# GIVEN TASK
Locate all lines in the data below that hold "icon" and show them.

# STORED DATA
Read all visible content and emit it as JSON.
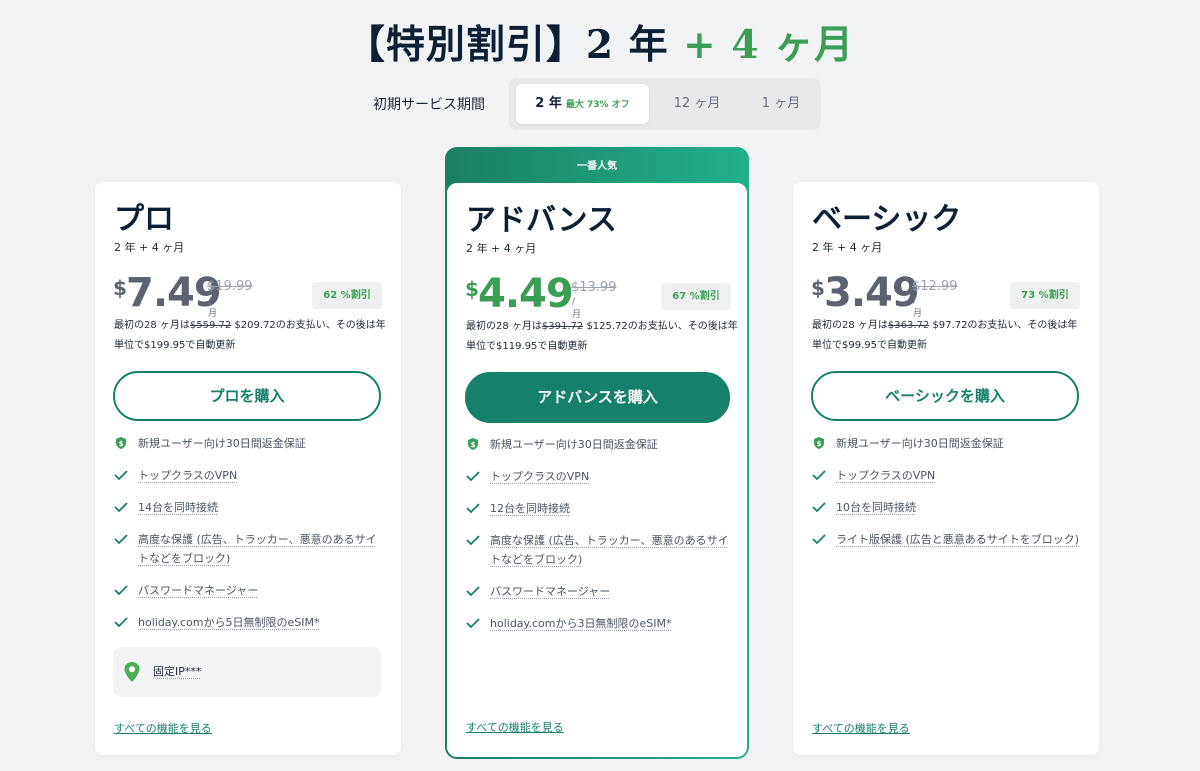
{
  "header": {
    "title_main": "【特別割引】2 年",
    "title_accent": "+ 4 ヶ月"
  },
  "period": {
    "label": "初期サービス期間",
    "options": [
      {
        "label": "2 年",
        "badge": "最大 73% オフ"
      },
      {
        "label": "12 ヶ月"
      },
      {
        "label": "1 ヶ月"
      }
    ]
  },
  "plans": [
    {
      "name": "プロ",
      "term": "2 年 + 4 ヶ月",
      "currency": "$",
      "price": "7.49",
      "old_price": "$19.99",
      "per": "/月",
      "discount": "62 %割引",
      "billing_prefix": "最初の28 ヶ月は",
      "billing_strike": "$559.72",
      "billing_rest": " $209.72のお支払い、その後は年単位で$199.95で自動更新",
      "buy_label": "プロを購入",
      "features": [
        "新規ユーザー向け30日間返金保証",
        "トップクラスのVPN",
        "14台を同時接続",
        "高度な保護 (広告、トラッカー、悪意のあるサイトなどをブロック)",
        "パスワードマネージャー",
        "holiday.comから5日無制限のeSIM*"
      ],
      "extra": "固定IP***",
      "see_all": "すべての機能を見る"
    },
    {
      "ribbon": "一番人気",
      "name": "アドバンス",
      "term": "2 年 + 4 ヶ月",
      "currency": "$",
      "price": "4.49",
      "old_price": "$13.99",
      "per": "/月",
      "discount": "67 %割引",
      "billing_prefix": "最初の28 ヶ月は",
      "billing_strike": "$391.72",
      "billing_rest": " $125.72のお支払い、その後は年単位で$119.95で自動更新",
      "buy_label": "アドバンスを購入",
      "features": [
        "新規ユーザー向け30日間返金保証",
        "トップクラスのVPN",
        "12台を同時接続",
        "高度な保護 (広告、トラッカー、悪意のあるサイトなどをブロック)",
        "パスワードマネージャー",
        "holiday.comから3日無制限のeSIM*"
      ],
      "see_all": "すべての機能を見る"
    },
    {
      "name": "ベーシック",
      "term": "2 年 + 4 ヶ月",
      "currency": "$",
      "price": "3.49",
      "old_price": "$12.99",
      "per": "/月",
      "discount": "73 %割引",
      "billing_prefix": "最初の28 ヶ月は",
      "billing_strike": "$363.72",
      "billing_rest": " $97.72のお支払い、その後は年単位で$99.95で自動更新",
      "buy_label": "ベーシックを購入",
      "features": [
        "新規ユーザー向け30日間返金保証",
        "トップクラスのVPN",
        "10台を同時接続",
        "ライト版保護 (広告と悪意あるサイトをブロック)"
      ],
      "see_all": "すべての機能を見る"
    }
  ],
  "colors": {
    "brand_green": "#17806a",
    "accent_green": "#3c9e55",
    "title_navy": "#0c1f33"
  }
}
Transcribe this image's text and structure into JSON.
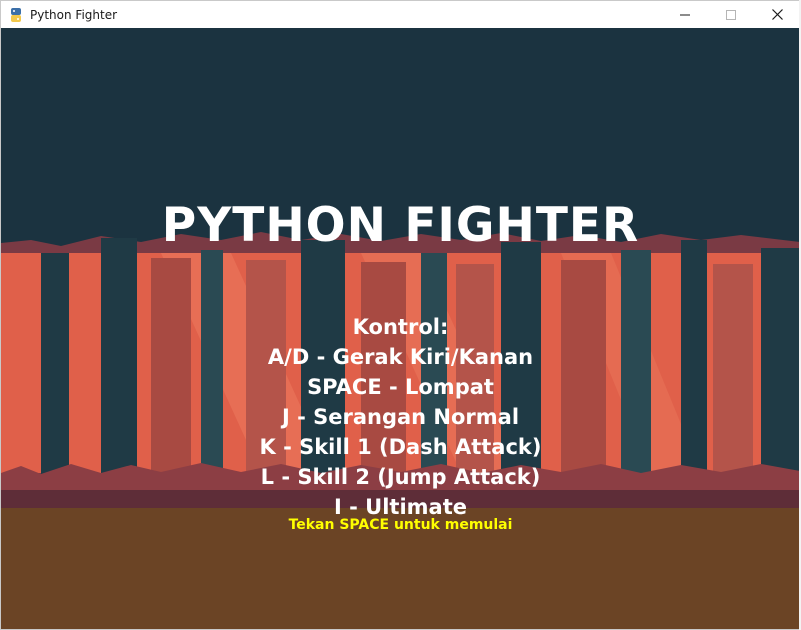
{
  "window": {
    "title": "Python Fighter",
    "app_icon": "python-icon",
    "controls": {
      "minimize_icon": "minimize-icon",
      "maximize_icon": "maximize-icon",
      "close_icon": "close-icon"
    }
  },
  "game": {
    "title": "PYTHON FIGHTER",
    "controls": [
      "Kontrol:",
      "A/D - Gerak Kiri/Kanan",
      "SPACE - Lompat",
      "J - Serangan Normal",
      "K - Skill 1 (Dash Attack)",
      "L - Skill 2 (Jump Attack)",
      "I - Ultimate"
    ],
    "start_prompt": "Tekan SPACE untuk memulai"
  },
  "colors": {
    "sky": "#1b3340",
    "forest_light": "#e0604a",
    "forest_mid": "#a84a42",
    "forest_dark": "#6e3540",
    "ground": "#6b4425",
    "title_text": "#ffffff",
    "prompt_text": "#ffff00"
  }
}
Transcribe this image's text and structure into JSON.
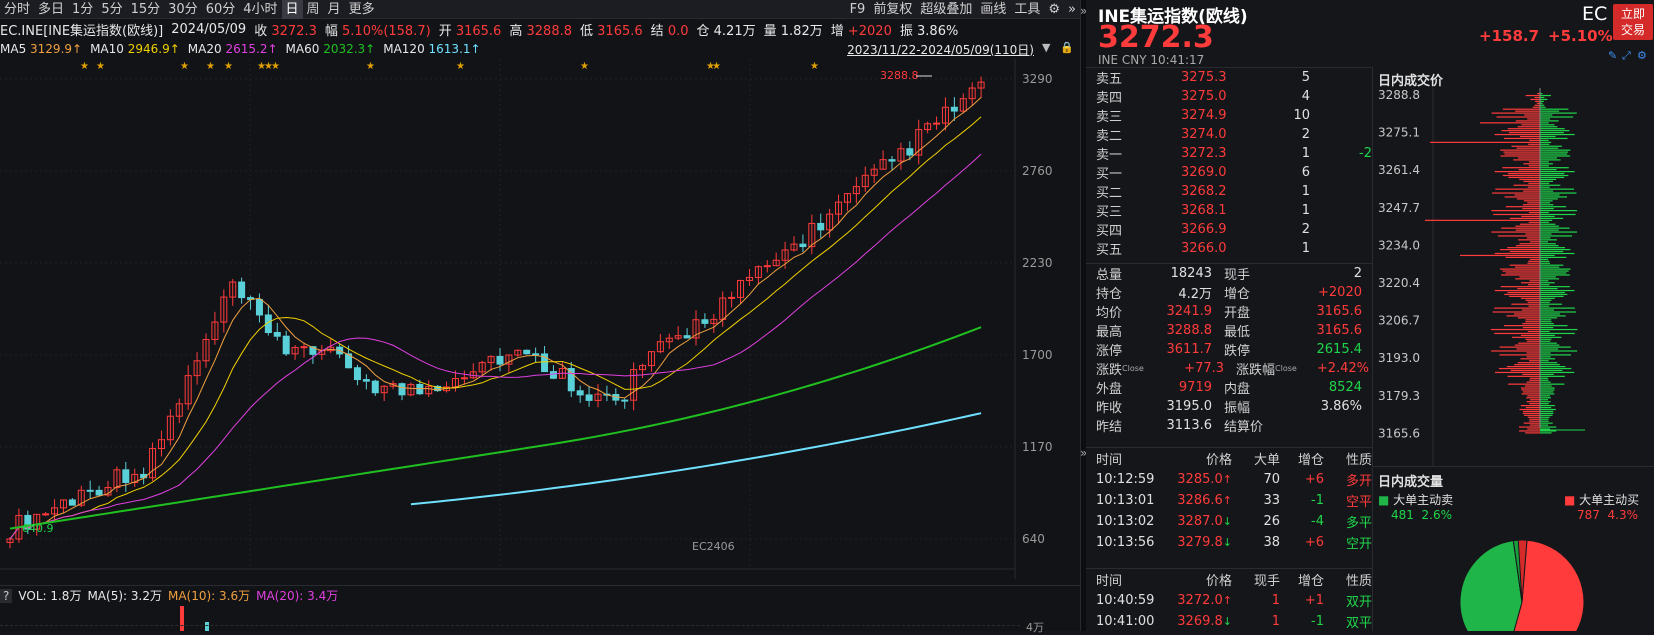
{
  "toolbar": {
    "periods": [
      "分时",
      "多日",
      "1分",
      "5分",
      "15分",
      "30分",
      "60分",
      "4小时",
      "日",
      "周",
      "月",
      "更多"
    ],
    "active": "日",
    "right_items": [
      "F9",
      "前复权",
      "超级叠加",
      "画线",
      "工具"
    ]
  },
  "info": {
    "symbol": "EC.INE[INE集运指数(欧线)]",
    "date": "2024/05/09",
    "close_label": "收",
    "close": "3272.3",
    "change_label": "幅",
    "change": "5.10%(158.7)",
    "open_label": "开",
    "open": "3165.6",
    "high_label": "高",
    "high": "3288.8",
    "low_label": "低",
    "low": "3165.6",
    "settle_label": "结",
    "settle": "0.0",
    "oi_label": "仓",
    "oi": "4.21万",
    "vol_label": "量",
    "vol": "1.82万",
    "inc_label": "增",
    "inc": "+2020",
    "amp_label": "振",
    "amp": "3.86%"
  },
  "ma": {
    "ma5_label": "MA5",
    "ma5": "3129.9↑",
    "ma10_label": "MA10",
    "ma10": "2946.9↑",
    "ma20_label": "MA20",
    "ma20": "2615.2↑",
    "ma60_label": "MA60",
    "ma60": "2032.3↑",
    "ma120_label": "MA120",
    "ma120": "1613.1↑",
    "range": "2023/11/22-2024/05/09(110日)"
  },
  "chart_axis": {
    "y_ticks": [
      "3290",
      "2760",
      "2230",
      "1700",
      "1170",
      "640"
    ],
    "high_marker": "3288.8",
    "low_marker": "640.9",
    "contract": "EC2406"
  },
  "volbar": {
    "q": "?",
    "vol": "VOL: 1.8万",
    "ma5": "MA(5): 3.2万",
    "ma10": "MA(10): 3.6万",
    "ma20": "MA(20): 3.4万",
    "tick": "4万"
  },
  "colors": {
    "up": "#ff3b3b",
    "down": "#1fd64a",
    "ma5": "#ffffff",
    "ma10": "#f0d000",
    "ma20": "#e040e0",
    "ma60": "#20c020",
    "ma120": "#70e0ff",
    "accent": "#d42a2a"
  },
  "quote": {
    "name": "INE集运指数(欧线)",
    "price": "3272.3",
    "code": "EC",
    "change": "+158.7",
    "pct": "+5.10%",
    "sub": "INE  CNY  10:41:17",
    "trade_btn": "立即交易"
  },
  "orderbook": [
    {
      "label": "卖五",
      "price": "3275.3",
      "vol": "5",
      "chg": ""
    },
    {
      "label": "卖四",
      "price": "3275.0",
      "vol": "4",
      "chg": ""
    },
    {
      "label": "卖三",
      "price": "3274.9",
      "vol": "10",
      "chg": ""
    },
    {
      "label": "卖二",
      "price": "3274.0",
      "vol": "2",
      "chg": ""
    },
    {
      "label": "卖一",
      "price": "3272.3",
      "vol": "1",
      "chg": "-2"
    },
    {
      "label": "买一",
      "price": "3269.0",
      "vol": "6",
      "chg": ""
    },
    {
      "label": "买二",
      "price": "3268.2",
      "vol": "1",
      "chg": ""
    },
    {
      "label": "买三",
      "price": "3268.1",
      "vol": "1",
      "chg": ""
    },
    {
      "label": "买四",
      "price": "3266.9",
      "vol": "2",
      "chg": ""
    },
    {
      "label": "买五",
      "price": "3266.0",
      "vol": "1",
      "chg": ""
    }
  ],
  "stats": [
    {
      "l1": "总量",
      "v1": "18243",
      "l2": "现手",
      "v2": "2"
    },
    {
      "l1": "持仓",
      "v1": "4.2万",
      "l2": "增仓",
      "v2": "+2020"
    },
    {
      "l1": "均价",
      "v1": "3241.9",
      "l2": "开盘",
      "v2": "3165.6"
    },
    {
      "l1": "最高",
      "v1": "3288.8",
      "l2": "最低",
      "v2": "3165.6"
    },
    {
      "l1": "涨停",
      "v1": "3611.7",
      "l2": "跌停",
      "v2": "2615.4"
    },
    {
      "l1": "涨跌",
      "v1": "+77.3",
      "l2": "涨跌幅",
      "v2": "+2.42%"
    },
    {
      "l1": "外盘",
      "v1": "9719",
      "l2": "内盘",
      "v2": "8524"
    },
    {
      "l1": "昨收",
      "v1": "3195.0",
      "l2": "振幅",
      "v2": "3.86%"
    },
    {
      "l1": "昨结",
      "v1": "3113.6",
      "l2": "结算价",
      "v2": ""
    }
  ],
  "stats_sup": "Close",
  "big_trades": {
    "headers": [
      "时间",
      "价格",
      "大单",
      "增仓",
      "性质"
    ],
    "rows": [
      {
        "time": "10:12:59",
        "price": "3285.0",
        "arrow": "↑",
        "vol": "70",
        "inc": "+6",
        "type": "多开"
      },
      {
        "time": "10:13:01",
        "price": "3286.6",
        "arrow": "↑",
        "vol": "33",
        "inc": "-1",
        "type": "空平"
      },
      {
        "time": "10:13:02",
        "price": "3287.0",
        "arrow": "↓",
        "vol": "26",
        "inc": "-4",
        "type": "多平"
      },
      {
        "time": "10:13:56",
        "price": "3279.8",
        "arrow": "↓",
        "vol": "38",
        "inc": "+6",
        "type": "空开"
      }
    ]
  },
  "ticks": {
    "headers": [
      "时间",
      "价格",
      "现手",
      "增仓",
      "性质"
    ],
    "rows": [
      {
        "time": "10:40:59",
        "price": "3272.0",
        "arrow": "↑",
        "vol": "1",
        "inc": "+1",
        "type": "双开"
      },
      {
        "time": "10:41:00",
        "price": "3269.8",
        "arrow": "↓",
        "vol": "1",
        "inc": "-1",
        "type": "双平"
      }
    ]
  },
  "profile": {
    "title": "日内成交价",
    "ticks": [
      "3288.8",
      "3275.1",
      "3261.4",
      "3247.7",
      "3234.0",
      "3220.4",
      "3206.7",
      "3193.0",
      "3179.3",
      "3165.6"
    ]
  },
  "pie": {
    "title": "日内成交量",
    "sell_label": "大单主动卖",
    "sell_vol": "481",
    "sell_pct": "2.6%",
    "buy_label": "大单主动买",
    "buy_vol": "787",
    "buy_pct": "4.3%",
    "buy_fraction": 0.53
  }
}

# WRITTEN RESPONSE
    "app_icon": "python-icon",
      "minimize_icon": "minimize-icon",
      "maximize_icon": "maximize-icon",
      "close_icon": "close-icon"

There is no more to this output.